Every entry should be repeated exactly. Omit the pictures.
--- start of EXCERPTED DATA ---
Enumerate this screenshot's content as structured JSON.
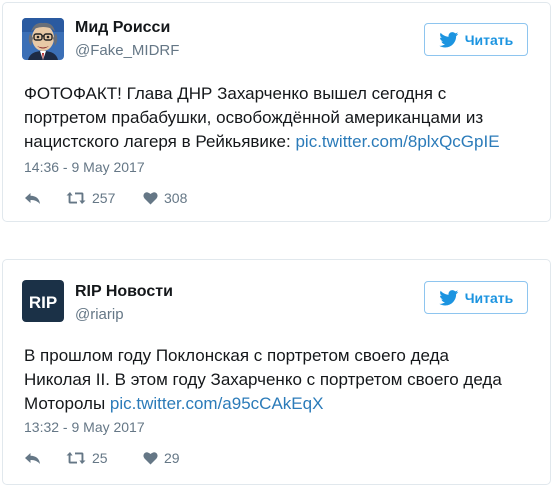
{
  "tweets": [
    {
      "display_name": "Мид Роисси",
      "handle": "@Fake_MIDRF",
      "follow_label": "Читать",
      "text_lines": [
        "ФОТОФАКТ! Глава ДНР Захарченко вышел сегодня с",
        "портретом прабабушки, освобождённой американцами из",
        "нацистского лагеря в Рейкьявике: "
      ],
      "link": "pic.twitter.com/8plxQcGpIE",
      "timestamp": "14:36 - 9 May 2017",
      "retweets": "257",
      "likes": "308",
      "avatar_icon": "caricature-avatar"
    },
    {
      "display_name": "RIP Новости",
      "handle": "@riarip",
      "follow_label": "Читать",
      "text_lines": [
        "В прошлом году Поклонская с портретом своего деда",
        "Николая II. В этом году Захарченко с портретом своего деда",
        "Моторолы "
      ],
      "link": "pic.twitter.com/a95cCAkEqX",
      "timestamp": "13:32 - 9 May 2017",
      "retweets": "25",
      "likes": "29",
      "avatar_icon": "rip-logo",
      "avatar_text": "RIP"
    }
  ],
  "colors": {
    "accent": "#1c94e0",
    "link": "#2b7bb9",
    "muted": "#657786",
    "border": "#e1e8ed"
  },
  "icons": [
    "twitter-bird-icon",
    "reply-icon",
    "retweet-icon",
    "heart-icon"
  ]
}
--- end of EXCERPTED DATA ---
» TASK OUTPUT
Enumerate this screenshot's content as structured JSON.
{
  "tweets": [
    {
      "display_name": "Мид Роисси",
      "handle": "@Fake_MIDRF",
      "follow_label": "Читать",
      "text_lines": [
        "ФОТОФАКТ! Глава ДНР Захарченко вышел сегодня с",
        "портретом прабабушки, освобождённой американцами из",
        "нацистского лагеря в Рейкьявике: "
      ],
      "link": "pic.twitter.com/8plxQcGpIE",
      "timestamp": "14:36 - 9 May 2017",
      "retweets": "257",
      "likes": "308",
      "avatar_icon": "caricature-avatar"
    },
    {
      "display_name": "RIP Новости",
      "handle": "@riarip",
      "follow_label": "Читать",
      "text_lines": [
        "В прошлом году Поклонская с портретом своего деда",
        "Николая II. В этом году Захарченко с портретом своего деда",
        "Моторолы "
      ],
      "link": "pic.twitter.com/a95cCAkEqX",
      "timestamp": "13:32 - 9 May 2017",
      "retweets": "25",
      "likes": "29",
      "avatar_icon": "rip-logo",
      "avatar_text": "RIP"
    }
  ],
  "colors": {
    "accent": "#1c94e0",
    "link": "#2b7bb9",
    "muted": "#657786",
    "border": "#e1e8ed"
  },
  "icons": [
    "twitter-bird-icon",
    "reply-icon",
    "retweet-icon",
    "heart-icon"
  ]
}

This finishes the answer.